BEGIN DATA FOR THIS TASK
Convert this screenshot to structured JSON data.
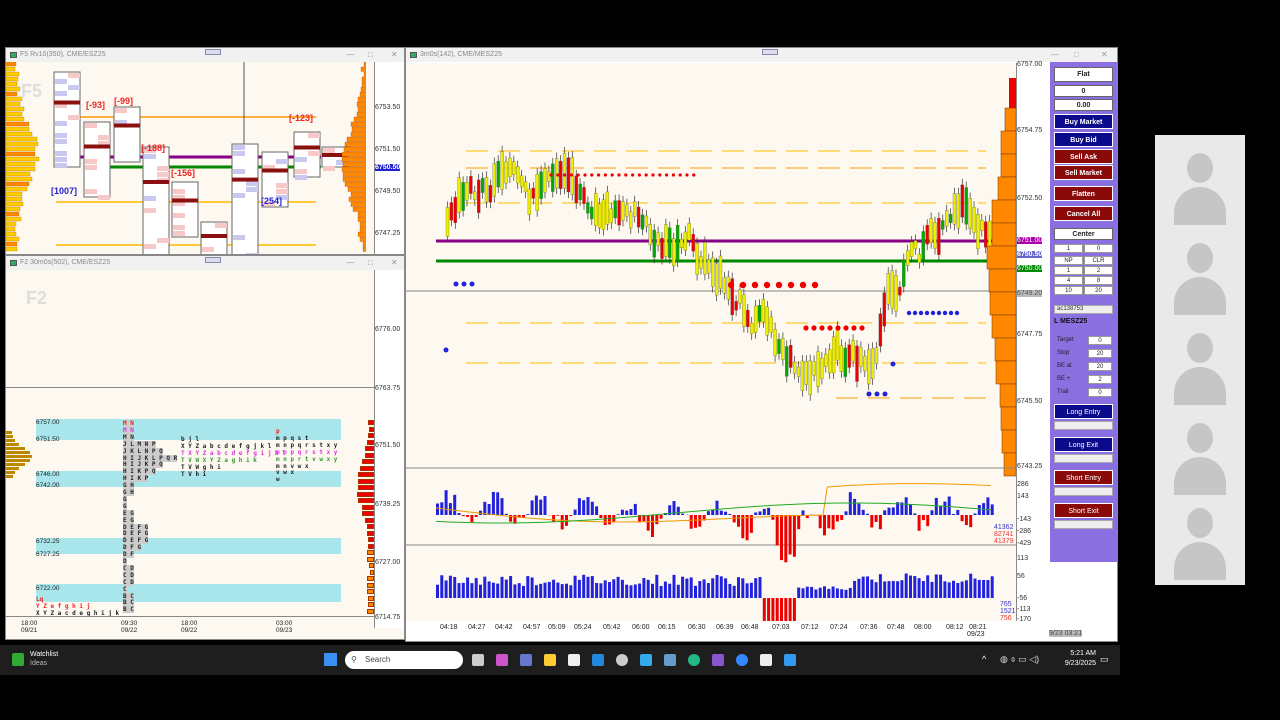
{
  "window1": {
    "title": "F5 Rv10(350), CME/ESZ25",
    "watermark": "F5",
    "deltas": [
      "[-93]",
      "[-99]",
      "[-188]",
      "[-156]",
      "[-123]",
      "[1007]",
      "[254]"
    ],
    "price_labels": [
      "6753.50",
      "6751.50",
      "6750.50",
      "6749.50",
      "6747.25"
    ]
  },
  "window2": {
    "title": "F2 30m0s(502), CME/ESZ25",
    "watermark": "F2",
    "upper_labels": [
      "6776.00",
      "6763.75"
    ],
    "price_labels": [
      "6751.50",
      "6739.25",
      "6727.00",
      "6714.75"
    ],
    "band_labels": [
      "6757.00",
      "6751.50",
      "6746.00",
      "6742.00",
      "6732.25",
      "6727.25",
      "6722.00"
    ],
    "tpo_rows": [
      "M N",
      "M N",
      "M N",
      "J L M N P",
      "J K L N P Q",
      "H I J K L P Q R",
      "H I J K P Q",
      "H I K P Q",
      "H I K P",
      "G H",
      "G H",
      "G",
      "G",
      "E G",
      "E G",
      "D E F G",
      "D E F G",
      "D E F G",
      "D F G",
      "D F",
      "D",
      "C D",
      "C D",
      "C D",
      "C",
      "B C",
      "B C",
      "B C"
    ],
    "tpo_mid": [
      "b j l",
      "X Y Z a b c d e f g j k l",
      "T X Y Z a b c d e f g i j k l",
      "T V W X Y Z a g h i k",
      "T V W g h i",
      "T V h i"
    ],
    "tpo_right": [
      "p",
      "m p q s t",
      "m n p q r s t x y",
      "m n p q r s t x y",
      "m n p r t v w x y",
      "m n v w x",
      "v w x",
      "w"
    ],
    "tpo_left": [
      "Lq",
      "Y Z e f g h i j",
      "X Y Z a c d e g h i j k"
    ],
    "time_ticks": [
      [
        "18:00",
        "09/21"
      ],
      [
        "09:30",
        "09/22"
      ],
      [
        "18:00",
        "09/22"
      ],
      [
        "03:00",
        "09/23"
      ]
    ]
  },
  "main": {
    "title": "3m0s(142), CME/MESZ25",
    "price_labels": [
      "6757.00",
      "6754.75",
      "6752.50",
      "6747.75",
      "6745.50",
      "6743.25"
    ],
    "markers": {
      "purple": "6751.00",
      "blue": "6750.50",
      "green": "6750.00",
      "gray": "6749.20"
    },
    "ind1_labels": [
      "286",
      "143",
      "-143",
      "-286",
      "-429"
    ],
    "ind1_values": [
      "41362",
      "82741",
      "41379"
    ],
    "ind2_labels": [
      "170",
      "113",
      "56",
      "-56",
      "-113",
      "-170"
    ],
    "ind2_values": [
      "765",
      "1521",
      "756"
    ],
    "time_ticks": [
      "04:18",
      "04:27",
      "04:42",
      "04:57",
      "05:09",
      "05:24",
      "05:42",
      "06:00",
      "06:15",
      "06:30",
      "06:39",
      "06:48",
      "07:03",
      "07:12",
      "07:24",
      "07:36",
      "07:48",
      "08:00",
      "08:12",
      "08:21"
    ],
    "last_date": "09/23",
    "corner_stamp": "9/23 03:21"
  },
  "order_panel": {
    "position": "Flat",
    "qty": "0",
    "pnl": "0.00",
    "buy_market": "Buy Market",
    "buy_bid": "Buy Bid",
    "sell_ask": "Sell Ask",
    "sell_market": "Sell Market",
    "flatten": "Flatten",
    "cancel_all": "Cancel All",
    "center": "Center",
    "qty_input": "1",
    "qty_right": "0",
    "grid": [
      "NP",
      "CLR",
      "1",
      "2",
      "4",
      "8",
      "10",
      "20"
    ],
    "account": "ac138753",
    "instrument": "L MESZ25",
    "fields": [
      {
        "label": "Target",
        "value": "0"
      },
      {
        "label": "Stop",
        "value": "20"
      },
      {
        "label": "BE at",
        "value": "20"
      },
      {
        "label": "BE +",
        "value": "2"
      },
      {
        "label": "Trail",
        "value": "0"
      }
    ],
    "long_entry": "Long Entry",
    "long_exit": "Long Exit",
    "short_entry": "Short Entry",
    "short_exit": "Short Exit"
  },
  "taskbar": {
    "widget_title": "Watchlist",
    "widget_sub": "Ideas",
    "search": "Search",
    "time": "5:21 AM",
    "date": "9/23/2025"
  },
  "colors": {
    "background": "#fdf9f0",
    "panel": "#8a6fe0",
    "buy": "#0a0a8a",
    "sell": "#8a0a0a",
    "profile": "#ff8000"
  }
}
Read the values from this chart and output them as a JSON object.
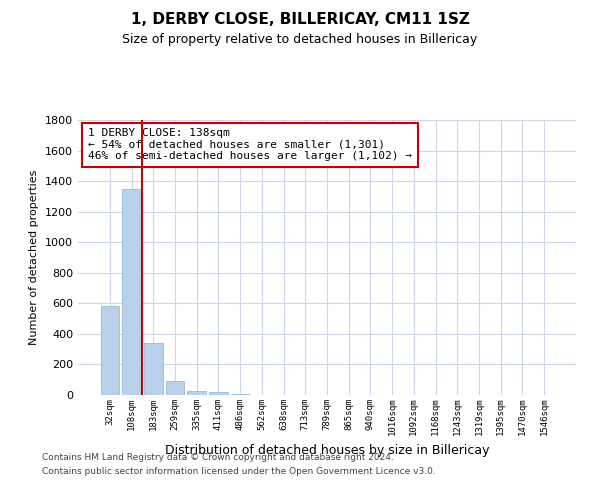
{
  "title": "1, DERBY CLOSE, BILLERICAY, CM11 1SZ",
  "subtitle": "Size of property relative to detached houses in Billericay",
  "xlabel": "Distribution of detached houses by size in Billericay",
  "ylabel": "Number of detached properties",
  "categories": [
    "32sqm",
    "108sqm",
    "183sqm",
    "259sqm",
    "335sqm",
    "411sqm",
    "486sqm",
    "562sqm",
    "638sqm",
    "713sqm",
    "789sqm",
    "865sqm",
    "940sqm",
    "1016sqm",
    "1092sqm",
    "1168sqm",
    "1243sqm",
    "1319sqm",
    "1395sqm",
    "1470sqm",
    "1546sqm"
  ],
  "values": [
    585,
    1350,
    340,
    90,
    28,
    18,
    5,
    0,
    0,
    0,
    0,
    0,
    0,
    0,
    0,
    0,
    0,
    0,
    0,
    0,
    0
  ],
  "bar_color": "#b8d0ea",
  "bar_edge_color": "#8ab0d8",
  "vline_x": 1.5,
  "vline_color": "#cc0000",
  "annotation_text": "1 DERBY CLOSE: 138sqm\n← 54% of detached houses are smaller (1,301)\n46% of semi-detached houses are larger (1,102) →",
  "annotation_box_color": "#ffffff",
  "annotation_box_edge": "#cc0000",
  "ylim": [
    0,
    1800
  ],
  "yticks": [
    0,
    200,
    400,
    600,
    800,
    1000,
    1200,
    1400,
    1600,
    1800
  ],
  "background_color": "#ffffff",
  "grid_color": "#ccd6e8",
  "footer_line1": "Contains HM Land Registry data © Crown copyright and database right 2024.",
  "footer_line2": "Contains public sector information licensed under the Open Government Licence v3.0."
}
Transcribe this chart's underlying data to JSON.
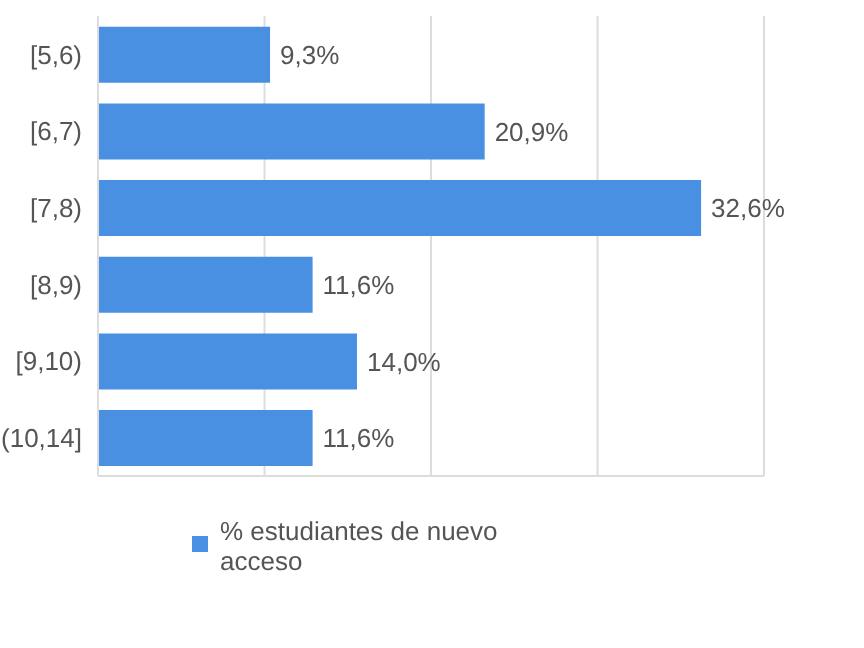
{
  "chart_data": {
    "type": "bar",
    "orientation": "horizontal",
    "categories": [
      "[5,6)",
      "[6,7)",
      "[7,8)",
      "[8,9)",
      "[9,10)",
      "(10,14]"
    ],
    "series": [
      {
        "name": "% estudiantes de nuevo acceso",
        "color": "#4a90e2",
        "values": [
          9.3,
          20.9,
          32.6,
          11.6,
          14.0,
          11.6
        ],
        "value_labels": [
          "9,3%",
          "20,9%",
          "32,6%",
          "11,6%",
          "14,0%",
          "11,6%"
        ]
      }
    ],
    "tick_labels": "y",
    "grid": "x",
    "legend": "bottom"
  }
}
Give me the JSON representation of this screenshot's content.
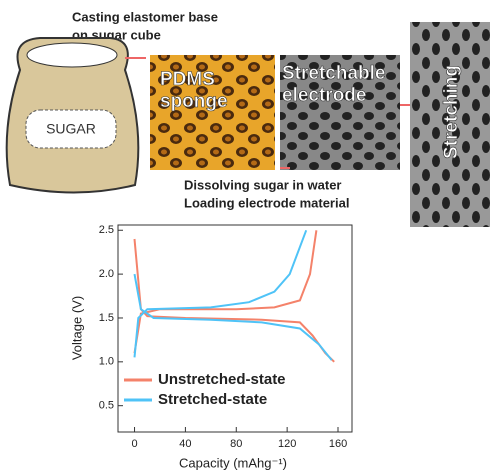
{
  "diagram": {
    "caption": [
      "Casting elastomer base",
      "on sugar cube"
    ],
    "bag_label": "SUGAR",
    "sponge_label": [
      "PDMS",
      "sponge"
    ],
    "electrode_label": [
      "Stretchable",
      "electrode"
    ],
    "stretch_label": "Stretching",
    "process": [
      "Dissolving sugar in water",
      "Loading electrode material"
    ]
  },
  "chart_data": {
    "type": "line",
    "xlabel": "Capacity (mAhg⁻¹)",
    "ylabel": "Voltage (V)",
    "xlim": [
      -13,
      171
    ],
    "ylim": [
      0.2,
      2.56
    ],
    "xticks": [
      0,
      40,
      80,
      120,
      160
    ],
    "yticks": [
      {
        "value": 0.5,
        "label": "0.5"
      },
      {
        "value": 1,
        "label": "1.0"
      },
      {
        "value": 1.5,
        "label": "1.5"
      },
      {
        "value": 2,
        "label": "2.0"
      },
      {
        "value": 2.5,
        "label": "2.5"
      }
    ],
    "legend": "lower left",
    "grid": false,
    "series": [
      {
        "name": "Unstretched-state",
        "color": "#f4826a",
        "x": [
          0,
          5,
          10,
          40,
          100,
          130,
          140,
          150,
          157,
          null,
          0,
          5,
          20,
          80,
          110,
          130,
          138,
          143
        ],
        "values": [
          2.4,
          1.6,
          1.52,
          1.5,
          1.48,
          1.45,
          1.3,
          1.1,
          1.0,
          null,
          1.1,
          1.55,
          1.6,
          1.6,
          1.62,
          1.7,
          2.0,
          2.5
        ]
      },
      {
        "name": "Stretched-state",
        "color": "#4fc3f7",
        "x": [
          0,
          5,
          15,
          60,
          100,
          130,
          145,
          155,
          null,
          0,
          3,
          10,
          60,
          90,
          110,
          122,
          135
        ],
        "values": [
          2.0,
          1.6,
          1.5,
          1.48,
          1.45,
          1.38,
          1.2,
          1.02,
          null,
          1.05,
          1.5,
          1.6,
          1.62,
          1.68,
          1.8,
          2.0,
          2.5
        ]
      }
    ]
  }
}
END DATA FOR THIS TASK
TASK BRIEF
Copy out every line from the data above that has "Market" in it.

EXERCISE RESPONSE
    "buy_market": "Buy Market",
    "sell_market": "Sell Market",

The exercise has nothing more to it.